Data entries –
= = = =

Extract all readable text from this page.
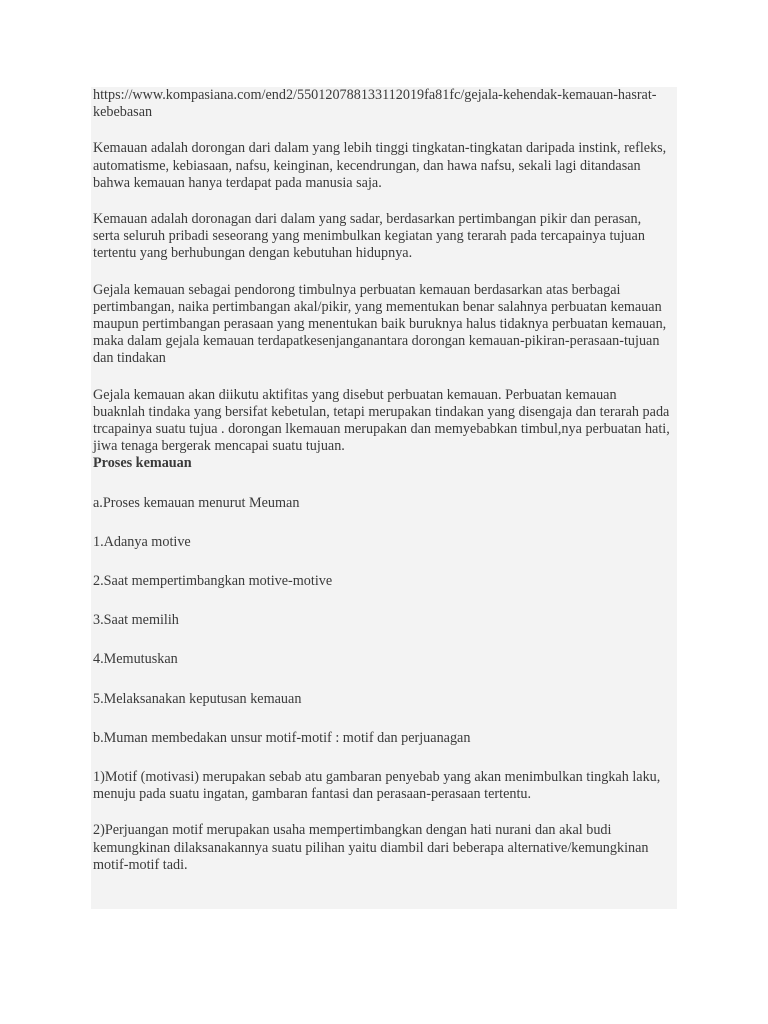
https://www.kompasiana.com/end2/550120788133112019fa81fc/gejala-kehendak-kemauan-hasrat-kebebasan

Kemauan adalah dorongan dari dalam yang lebih tinggi tingkatan-tingkatan daripada instink, refleks, automatisme, kebiasaan, nafsu, keinginan, kecendrungan, dan hawa nafsu, sekali lagi ditandasan bahwa kemauan hanya terdapat pada manusia saja.

Kemauan adalah doronagan dari dalam yang sadar, berdasarkan pertimbangan pikir dan perasan, serta seluruh pribadi seseorang yang menimbulkan kegiatan yang terarah pada tercapainya tujuan tertentu yang berhubungan dengan kebutuhan hidupnya.

Gejala kemauan sebagai pendorong timbulnya perbuatan kemauan berdasarkan atas berbagai pertimbangan, naika pertimbangan akal/pikir, yang mementukan benar salahnya perbuatan kemauan maupun pertimbangan perasaan yang menentukan baik buruknya halus tidaknya perbuatan kemauan, maka dalam gejala kemauan terdapatkesenjanganantara dorongan kemauan-pikiran-perasaan-tujuan dan tindakan

Gejala kemauan akan diikutu aktifitas yang disebut perbuatan kemauan. Perbuatan kemauan buaknlah tindaka yang bersifat kebetulan, tetapi merupakan tindakan yang disengaja dan terarah pada trcapainya suatu tujua . dorongan lkemauan merupakan dan memyebabkan timbul,nya perbuatan hati, jiwa tenaga bergerak mencapai suatu tujuan.

Proses kemauan

a.Proses kemauan menurut Meuman

1.Adanya motive

2.Saat mempertimbangkan motive-motive

3.Saat memilih

4.Memutuskan

5.Melaksanakan keputusan kemauan

b.Muman membedakan unsur motif-motif : motif dan perjuanagan

1)Motif (motivasi) merupakan sebab atu gambaran penyebab yang akan menimbulkan tingkah laku, menuju pada suatu ingatan, gambaran fantasi dan perasaan-perasaan tertentu.

2)Perjuangan motif merupakan usaha mempertimbangkan dengan hati nurani dan akal budi kemungkinan dilaksanakannya suatu pilihan yaitu diambil dari beberapa alternative/kemungkinan motif-motif tadi.
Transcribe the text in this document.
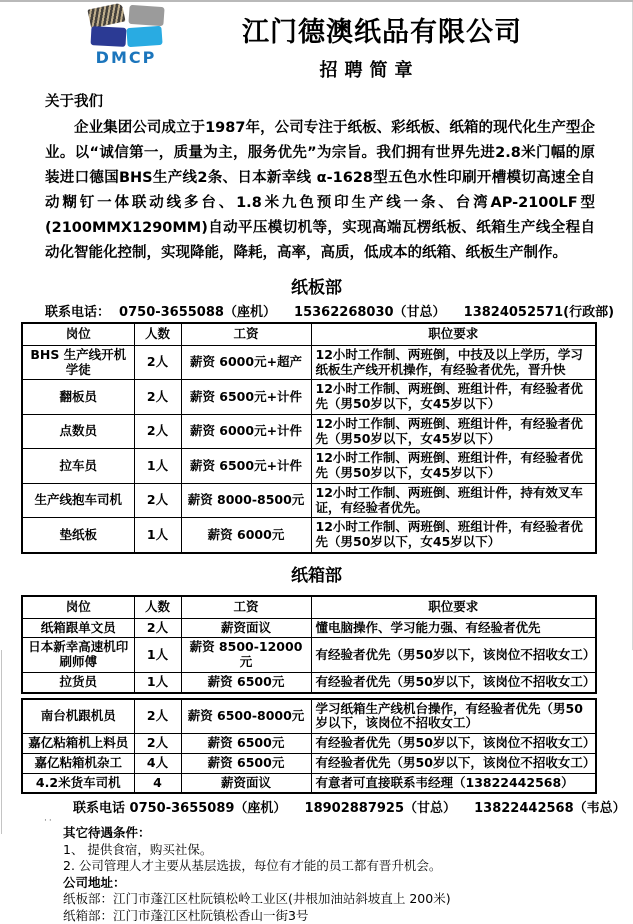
DMCP
江门德澳纸品有限公司
招聘简章
关于我们
企业集团公司成立于1987年，公司专注于纸板、彩纸板、纸箱的现代化生产型企业。以“诚信第一，质量为主，服务优先”为宗旨。我们拥有世界先进2.8米门幅的原装进口德国BHS生产线2条、日本新幸线 α-1628型五色水性印刷开槽模切高速全自动糊钉一体联动线多台、1.8米九色预印生产线一条、台湾AP-2100LF型(2100MMX1290MM)自动平压模切机等，实现高端瓦楞纸板、纸箱生产线全程自动化智能化控制，实现降能，降耗，高率，高质，低成本的纸箱、纸板生产制作。
纸板部
联系电话：  0750-3655088（座机）    15362268030（甘总）    13824052571(行政部)
岗位	人数	工资	职位要求
BHS 生产线开机学徒	2人	薪资 6000元+超产	12小时工作制、两班倒，中技及以上学历，学习纸板生产线开机操作，有经验者优先，晋升快
翻板员	2人	薪资 6500元+计件	12小时工作制、两班倒、班组计件，有经验者优先（男50岁以下，女45岁以下）
点数员	2人	薪资 6000元+计件	12小时工作制、两班倒、班组计件，有经验者优先（男50岁以下，女45岁以下）
拉车员	1人	薪资 6500元+计件	12小时工作制、两班倒、班组计件，有经验者优先（男50岁以下，女45岁以下）
生产线抱车司机	2人	薪资 8000-8500元	12小时工作制、两班倒、班组计件，持有效叉车证，有经验者优先。
垫纸板	1人	薪资 6000元	12小时工作制、两班倒、班组计件，有经验者优先（男50岁以下，女45岁以下）
纸箱部
岗位	人数	工资	职位要求
纸箱跟单文员	2人	薪资面议	懂电脑操作、学习能力强、有经验者优先
日本新幸高速机印刷师傅	1人	薪资 8500-12000元	有经验者优先（男50岁以下，该岗位不招收女工）
拉货员	1人	薪资 6500元	有经验者优先（男50岁以下，该岗位不招收女工）
南台机跟机员	2人	薪资 6500-8000元	学习纸箱生产线机台操作，有经验者优先（男50岁以下，该岗位不招收女工）
嘉亿粘箱机上料员	2人	薪资 6500元	有经验者优先（男50岁以下，该岗位不招收女工）
嘉亿粘箱机杂工	4人	薪资 6500元	有经验者优先（男50岁以下，该岗位不招收女工）
4.2米货车司机	4	薪资面议	有意者可直接联系韦经理（13822442568）
联系电话 0750-3655089（座机）    18902887925（甘总）    13822442568（韦总）
其它待遇条件：
1、 提供食宿，购买社保。
2. 公司管理人才主要从基层选拔，每位有才能的员工都有晋升机会。
公司地址：
纸板部：江门市蓬江区杜阮镇松岭工业区(井根加油站斜坡直上 200米)
纸箱部：江门市蓬江区杜阮镇松香山一街3号
··
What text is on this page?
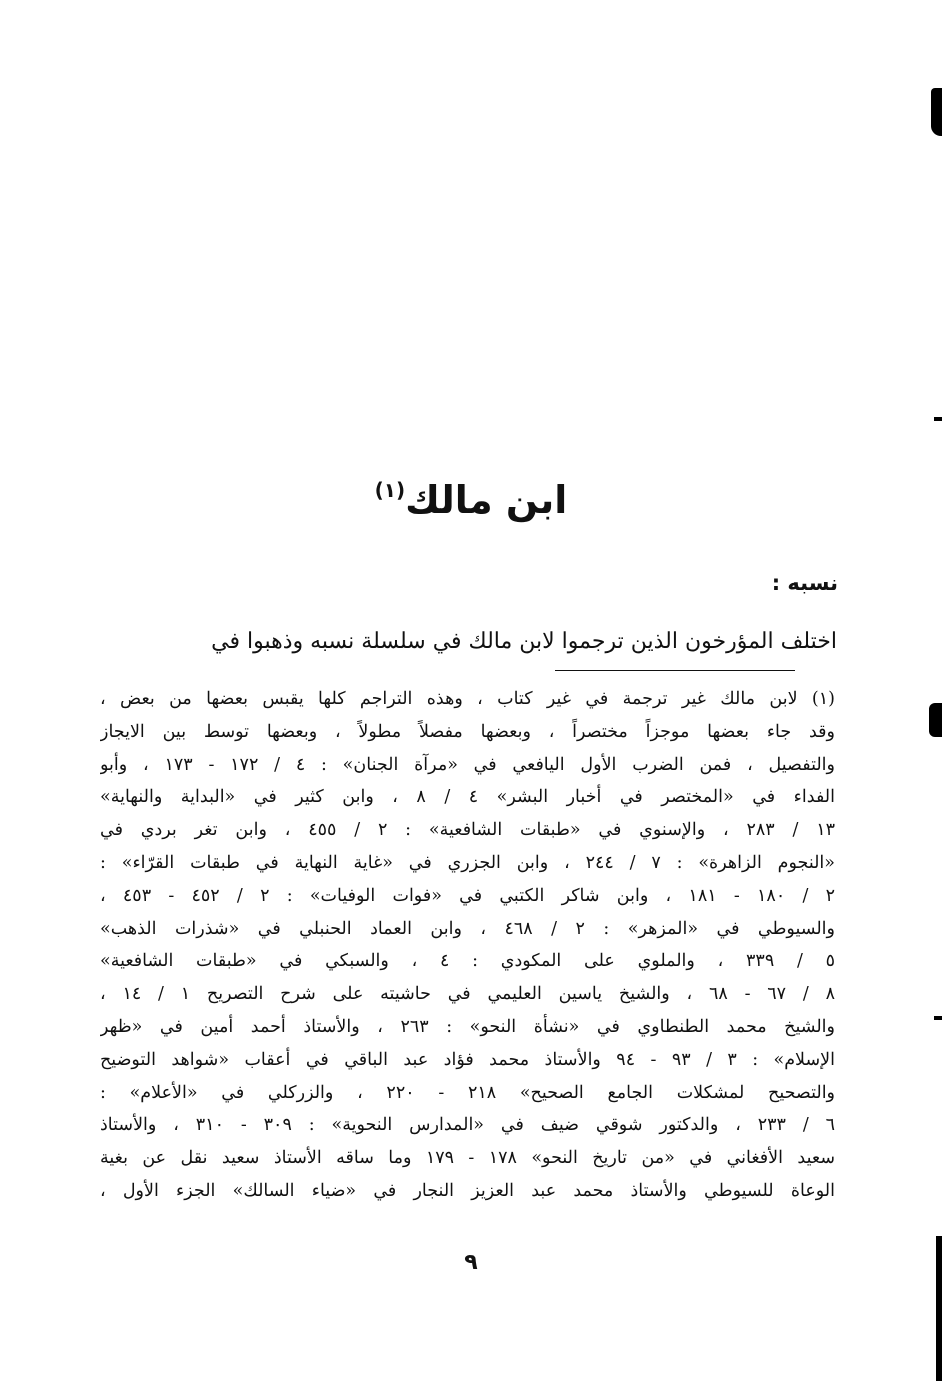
ابن مالك$^{(١)}$
نسبه :
اختلف المؤرخون الذين ترجموا لابن مالك في سلسلة نسبه وذهبوا في
(١) لابن مالك غير ترجمة في غير كتاب ، وهذه التراجم كلها يقبس بعضها من بعض ،
وقد جاء بعضها موجزاً مختصراً ، وبعضها مفصلاً مطولاً ، وبعضها توسط بين الايجاز
والتفصيل ، فمن الضرب الأول اليافعي في «مرآة الجنان» : ٤ / ١٧٢ - ١٧٣ ، وأبو
الفداء في «المختصر في أخبار البشر» ٤ / ٨ ، وابن كثير في «البداية والنهاية»
١٣ / ٢٨٣ ، والإسنوي في «طبقات الشافعية» : ٢ / ٤٥٥ ، وابن تغر بردي في
«النجوم الزاهرة» : ٧ / ٢٤٤ ، وابن الجزري في «غاية النهاية في طبقات القرّاء» :
٢ / ١٨٠ - ١٨١ ، وابن شاكر الكتبي في «فوات الوفيات» : ٢ / ٤٥٢ - ٤٥٣ ،
والسيوطي في «المزهر» : ٢ / ٤٦٨ ، وابن العماد الحنبلي في «شذرات الذهب»
٥ / ٣٣٩ ، والملوي على المكودي : ٤ ، والسبكي في «طبقات الشافعية»
٨ / ٦٧ - ٦٨ ، والشيخ ياسين العليمي في حاشيته على شرح التصريح ١ / ١٤ ،
والشيخ محمد الطنطاوي في «نشأة النحو» : ٢٦٣ ، والأستاذ أحمد أمين في «ظهر
الإسلام» : ٣ / ٩٣ - ٩٤ والأستاذ محمد فؤاد عبد الباقي في أعقاب «شواهد التوضيح
والتصحيح لمشكلات الجامع الصحيح» ٢١٨ - ٢٢٠ ، والزركلي في «الأعلام» :
٦ / ٢٣٣ ، والدكتور شوقي ضيف في «المدارس النحوية» : ٣٠٩ - ٣١٠ ، والأستاذ
سعيد الأفغاني في «من تاريخ النحو» ١٧٨ - ١٧٩ وما ساقه الأستاذ سعيد نقل عن بغية
الوعاة للسيوطي والأستاذ محمد عبد العزيز النجار في «ضياء السالك» الجزء الأول ،
٩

= = = =

Job – Copy out the listing exactly as it stands, but not the pictures.

Answer –
Extract all readable text from this page.
https://www.kompasiana.com/end2/550120788133112019fa81fc/gejala-kehendak-kemauan-hasrat-kebebasan

Kemauan adalah dorongan dari dalam yang lebih tinggi tingkatan-tingkatan daripada instink, refleks, automatisme, kebiasaan, nafsu, keinginan, kecendrungan, dan hawa nafsu, sekali lagi ditandasan bahwa kemauan hanya terdapat pada manusia saja.

Kemauan adalah doronagan dari dalam yang sadar, berdasarkan pertimbangan pikir dan perasan, serta seluruh pribadi seseorang yang menimbulkan kegiatan yang terarah pada tercapainya tujuan tertentu yang berhubungan dengan kebutuhan hidupnya.

Gejala kemauan sebagai pendorong timbulnya perbuatan kemauan berdasarkan atas berbagai pertimbangan, naika pertimbangan akal/pikir, yang mementukan benar salahnya perbuatan kemauan maupun pertimbangan perasaan yang menentukan baik buruknya halus tidaknya perbuatan kemauan, maka dalam gejala kemauan terdapatkesenjanganantara dorongan kemauan-pikiran-perasaan-tujuan dan tindakan

Gejala kemauan akan diikutu aktifitas yang disebut perbuatan kemauan. Perbuatan kemauan buaknlah tindaka yang bersifat kebetulan, tetapi merupakan tindakan yang disengaja dan terarah pada trcapainya suatu tujua . dorongan lkemauan merupakan dan memyebabkan timbul,nya perbuatan hati, jiwa tenaga bergerak mencapai suatu tujuan.

Proses kemauan

a.Proses kemauan menurut Meuman

1.Adanya motive

2.Saat mempertimbangkan motive-motive

3.Saat memilih

4.Memutuskan

5.Melaksanakan keputusan kemauan

b.Muman membedakan unsur motif-motif : motif dan perjuanagan

1)Motif (motivasi) merupakan sebab atu gambaran penyebab yang akan menimbulkan tingkah laku, menuju pada suatu ingatan, gambaran fantasi dan perasaan-perasaan tertentu.

2)Perjuangan motif merupakan usaha mempertimbangkan dengan hati nurani dan akal budi kemungkinan dilaksanakannya suatu pilihan yaitu diambil dari beberapa alternative/kemungkinan motif-motif tadi.
Transcribe the text in this document.
DMCP
江门德澳纸品有限公司
招聘简章
关于我们
企业集团公司成立于1987年，公司专注于纸板、彩纸板、纸箱的现代化生产型企业。以“诚信第一，质量为主，服务优先”为宗旨。我们拥有世界先进2.8米门幅的原装进口德国BHS生产线2条、日本新幸线 α-1628型五色水性印刷开槽模切高速全自动糊钉一体联动线多台、1.8米九色预印生产线一条、台湾AP-2100LF型(2100MMX1290MM)自动平压模切机等，实现高端瓦楞纸板、纸箱生产线全程自动化智能化控制，实现降能，降耗，高率，高质，低成本的纸箱、纸板生产制作。
纸板部
联系电话：  0750-3655088（座机）    15362268030（甘总）    13824052571(行政部)
岗位	人数	工资	职位要求
BHS 生产线开机学徒	2人	薪资 6000元+超产	12小时工作制、两班倒，中技及以上学历，学习纸板生产线开机操作，有经验者优先，晋升快
翻板员	2人	薪资 6500元+计件	12小时工作制、两班倒、班组计件，有经验者优先（男50岁以下，女45岁以下）
点数员	2人	薪资 6000元+计件	12小时工作制、两班倒、班组计件，有经验者优先（男50岁以下，女45岁以下）
拉车员	1人	薪资 6500元+计件	12小时工作制、两班倒、班组计件，有经验者优先（男50岁以下，女45岁以下）
生产线抱车司机	2人	薪资 8000-8500元	12小时工作制、两班倒、班组计件，持有效叉车证，有经验者优先。
垫纸板	1人	薪资 6000元	12小时工作制、两班倒、班组计件，有经验者优先（男50岁以下，女45岁以下）
纸箱部
岗位	人数	工资	职位要求
纸箱跟单文员	2人	薪资面议	懂电脑操作、学习能力强、有经验者优先
日本新幸高速机印刷师傅	1人	薪资 8500-12000元	有经验者优先（男50岁以下，该岗位不招收女工）
拉货员	1人	薪资 6500元	有经验者优先（男50岁以下，该岗位不招收女工）
南台机跟机员	2人	薪资 6500-8000元	学习纸箱生产线机台操作，有经验者优先（男50岁以下，该岗位不招收女工）
嘉亿粘箱机上料员	2人	薪资 6500元	有经验者优先（男50岁以下，该岗位不招收女工）
嘉亿粘箱机杂工	4人	薪资 6500元	有经验者优先（男50岁以下，该岗位不招收女工）
4.2米货车司机	4	薪资面议	有意者可直接联系韦经理（13822442568）
联系电话 0750-3655089（座机）    18902887925（甘总）    13822442568（韦总）
其它待遇条件：
1、 提供食宿，购买社保。
2. 公司管理人才主要从基层选拔，每位有才能的员工都有晋升机会。
公司地址：
纸板部：江门市蓬江区杜阮镇松岭工业区(井根加油站斜坡直上 200米)
纸箱部：江门市蓬江区杜阮镇松香山一街3号
··
What text is on this page?
ابن مالك$^{(١)}$
نسبه :
اختلف المؤرخون الذين ترجموا لابن مالك في سلسلة نسبه وذهبوا في
(١) لابن مالك غير ترجمة في غير كتاب ، وهذه التراجم كلها يقبس بعضها من بعض ،
وقد جاء بعضها موجزاً مختصراً ، وبعضها مفصلاً مطولاً ، وبعضها توسط بين الايجاز
والتفصيل ، فمن الضرب الأول اليافعي في «مرآة الجنان» : ٤ / ١٧٢ - ١٧٣ ، وأبو
الفداء في «المختصر في أخبار البشر» ٤ / ٨ ، وابن كثير في «البداية والنهاية»
١٣ / ٢٨٣ ، والإسنوي في «طبقات الشافعية» : ٢ / ٤٥٥ ، وابن تغر بردي في
«النجوم الزاهرة» : ٧ / ٢٤٤ ، وابن الجزري في «غاية النهاية في طبقات القرّاء» :
٢ / ١٨٠ - ١٨١ ، وابن شاكر الكتبي في «فوات الوفيات» : ٢ / ٤٥٢ - ٤٥٣ ،
والسيوطي في «المزهر» : ٢ / ٤٦٨ ، وابن العماد الحنبلي في «شذرات الذهب»
٥ / ٣٣٩ ، والملوي على المكودي : ٤ ، والسبكي في «طبقات الشافعية»
٨ / ٦٧ - ٦٨ ، والشيخ ياسين العليمي في حاشيته على شرح التصريح ١ / ١٤ ،
والشيخ محمد الطنطاوي في «نشأة النحو» : ٢٦٣ ، والأستاذ أحمد أمين في «ظهر
الإسلام» : ٣ / ٩٣ - ٩٤ والأستاذ محمد فؤاد عبد الباقي في أعقاب «شواهد التوضيح
والتصحيح لمشكلات الجامع الصحيح» ٢١٨ - ٢٢٠ ، والزركلي في «الأعلام» :
٦ / ٢٣٣ ، والدكتور شوقي ضيف في «المدارس النحوية» : ٣٠٩ - ٣١٠ ، والأستاذ
سعيد الأفغاني في «من تاريخ النحو» ١٧٨ - ١٧٩ وما ساقه الأستاذ سعيد نقل عن بغية
الوعاة للسيوطي والأستاذ محمد عبد العزيز النجار في «ضياء السالك» الجزء الأول ،
٩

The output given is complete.